Record set
★ ★ ★
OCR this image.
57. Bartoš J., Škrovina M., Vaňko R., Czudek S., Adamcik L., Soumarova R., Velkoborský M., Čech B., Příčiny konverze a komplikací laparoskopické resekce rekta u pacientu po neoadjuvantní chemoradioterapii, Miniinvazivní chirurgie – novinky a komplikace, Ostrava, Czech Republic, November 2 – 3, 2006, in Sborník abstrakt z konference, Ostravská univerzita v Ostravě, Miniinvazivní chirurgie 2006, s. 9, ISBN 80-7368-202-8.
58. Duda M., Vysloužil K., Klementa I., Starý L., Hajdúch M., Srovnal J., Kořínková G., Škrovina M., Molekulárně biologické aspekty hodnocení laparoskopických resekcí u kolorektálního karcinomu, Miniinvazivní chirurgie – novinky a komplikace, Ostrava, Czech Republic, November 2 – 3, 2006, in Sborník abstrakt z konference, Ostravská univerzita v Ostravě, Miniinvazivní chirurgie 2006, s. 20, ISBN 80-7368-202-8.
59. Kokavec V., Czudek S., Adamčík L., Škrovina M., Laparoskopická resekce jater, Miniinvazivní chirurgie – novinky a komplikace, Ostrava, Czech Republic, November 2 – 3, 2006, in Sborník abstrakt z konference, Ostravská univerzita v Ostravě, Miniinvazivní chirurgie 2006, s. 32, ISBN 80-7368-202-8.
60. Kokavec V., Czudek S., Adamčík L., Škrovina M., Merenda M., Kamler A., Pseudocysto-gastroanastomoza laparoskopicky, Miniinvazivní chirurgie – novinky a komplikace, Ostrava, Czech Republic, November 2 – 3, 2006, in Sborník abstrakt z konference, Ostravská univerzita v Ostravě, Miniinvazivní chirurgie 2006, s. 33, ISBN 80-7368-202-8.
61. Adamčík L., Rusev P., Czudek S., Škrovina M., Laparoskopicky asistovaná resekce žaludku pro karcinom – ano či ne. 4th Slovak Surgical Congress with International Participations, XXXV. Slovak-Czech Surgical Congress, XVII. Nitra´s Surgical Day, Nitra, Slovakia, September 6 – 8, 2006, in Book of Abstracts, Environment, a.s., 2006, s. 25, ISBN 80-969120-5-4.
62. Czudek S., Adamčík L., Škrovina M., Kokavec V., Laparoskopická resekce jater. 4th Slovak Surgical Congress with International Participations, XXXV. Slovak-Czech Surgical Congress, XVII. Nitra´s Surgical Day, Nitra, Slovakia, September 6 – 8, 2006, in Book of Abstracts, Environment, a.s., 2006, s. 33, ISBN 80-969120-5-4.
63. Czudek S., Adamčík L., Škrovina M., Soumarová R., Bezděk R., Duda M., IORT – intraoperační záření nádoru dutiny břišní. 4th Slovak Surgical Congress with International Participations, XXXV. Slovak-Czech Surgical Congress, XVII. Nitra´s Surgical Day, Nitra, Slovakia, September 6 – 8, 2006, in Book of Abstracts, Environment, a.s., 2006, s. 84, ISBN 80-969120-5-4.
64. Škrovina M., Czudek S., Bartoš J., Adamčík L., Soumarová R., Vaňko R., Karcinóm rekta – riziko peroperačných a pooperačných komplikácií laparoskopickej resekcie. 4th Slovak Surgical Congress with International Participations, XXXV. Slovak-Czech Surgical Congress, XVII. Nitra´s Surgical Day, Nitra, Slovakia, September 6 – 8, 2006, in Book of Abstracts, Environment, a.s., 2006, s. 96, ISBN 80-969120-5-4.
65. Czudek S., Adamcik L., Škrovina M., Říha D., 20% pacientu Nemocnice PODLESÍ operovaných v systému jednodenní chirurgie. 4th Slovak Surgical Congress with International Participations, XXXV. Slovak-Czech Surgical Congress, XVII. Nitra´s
★ ★ ★
Requirements
Using the data above, print every record exactly as shown.

Response to this task
OCR this image.
57. Bartoš J., Škrovina M., Vaňko R., Czudek S., Adamcik L., Soumarova R., Velkoborský M., Čech B., Příčiny konverze a komplikací laparoskopické resekce rekta u pacientu po neoadjuvantní chemoradioterapii, Miniinvazivní chirurgie – novinky a komplikace, Ostrava, Czech Republic, November 2 – 3, 2006, in Sborník abstrakt z konference, Ostravská univerzita v Ostravě, Miniinvazivní chirurgie 2006, s. 9, ISBN 80-7368-202-8.
58. Duda M., Vysloužil K., Klementa I., Starý L., Hajdúch M., Srovnal J., Kořínková G., Škrovina M., Molekulárně biologické aspekty hodnocení laparoskopických resekcí u kolorektálního karcinomu, Miniinvazivní chirurgie – novinky a komplikace, Ostrava, Czech Republic, November 2 – 3, 2006, in Sborník abstrakt z konference, Ostravská univerzita v Ostravě, Miniinvazivní chirurgie 2006, s. 20, ISBN 80-7368-202-8.
59. Kokavec V., Czudek S., Adamčík L., Škrovina M., Laparoskopická resekce jater, Miniinvazivní chirurgie – novinky a komplikace, Ostrava, Czech Republic, November 2 – 3, 2006, in Sborník abstrakt z konference, Ostravská univerzita v Ostravě, Miniinvazivní chirurgie 2006, s. 32, ISBN 80-7368-202-8.
60. Kokavec V., Czudek S., Adamčík L., Škrovina M., Merenda M., Kamler A., Pseudocysto-gastroanastomoza laparoskopicky, Miniinvazivní chirurgie – novinky a komplikace, Ostrava, Czech Republic, November 2 – 3, 2006, in Sborník abstrakt z konference, Ostravská univerzita v Ostravě, Miniinvazivní chirurgie 2006, s. 33, ISBN 80-7368-202-8.
61. Adamčík L., Rusev P., Czudek S., Škrovina M., Laparoskopicky asistovaná resekce žaludku pro karcinom – ano či ne. 4th Slovak Surgical Congress with International Participations, XXXV. Slovak-Czech Surgical Congress, XVII. Nitra´s Surgical Day, Nitra, Slovakia, September 6 – 8, 2006, in Book of Abstracts, Environment, a.s., 2006, s. 25, ISBN 80-969120-5-4.
62. Czudek S., Adamčík L., Škrovina M., Kokavec V., Laparoskopická resekce jater. 4th Slovak Surgical Congress with International Participations, XXXV. Slovak-Czech Surgical Congress, XVII. Nitra´s Surgical Day, Nitra, Slovakia, September 6 – 8, 2006, in Book of Abstracts, Environment, a.s., 2006, s. 33, ISBN 80-969120-5-4.
63. Czudek S., Adamčík L., Škrovina M., Soumarová R., Bezděk R., Duda M., IORT – intraoperační záření nádoru dutiny břišní. 4th Slovak Surgical Congress with International Participations, XXXV. Slovak-Czech Surgical Congress, XVII. Nitra´s Surgical Day, Nitra, Slovakia, September 6 – 8, 2006, in Book of Abstracts, Environment, a.s., 2006, s. 84, ISBN 80-969120-5-4.
64. Škrovina M., Czudek S., Bartoš J., Adamčík L., Soumarová R., Vaňko R., Karcinóm rekta – riziko peroperačných a pooperačných komplikácií laparoskopickej resekcie. 4th Slovak Surgical Congress with International Participations, XXXV. Slovak-Czech Surgical Congress, XVII. Nitra´s Surgical Day, Nitra, Slovakia, September 6 – 8, 2006, in Book of Abstracts, Environment, a.s., 2006, s. 96, ISBN 80-969120-5-4.
65. Czudek S., Adamcik L., Škrovina M., Říha D., 20% pacientu Nemocnice PODLESÍ operovaných v systému jednodenní chirurgie. 4th Slovak Surgical Congress with International Participations, XXXV. Slovak-Czech Surgical Congress, XVII. Nitra´s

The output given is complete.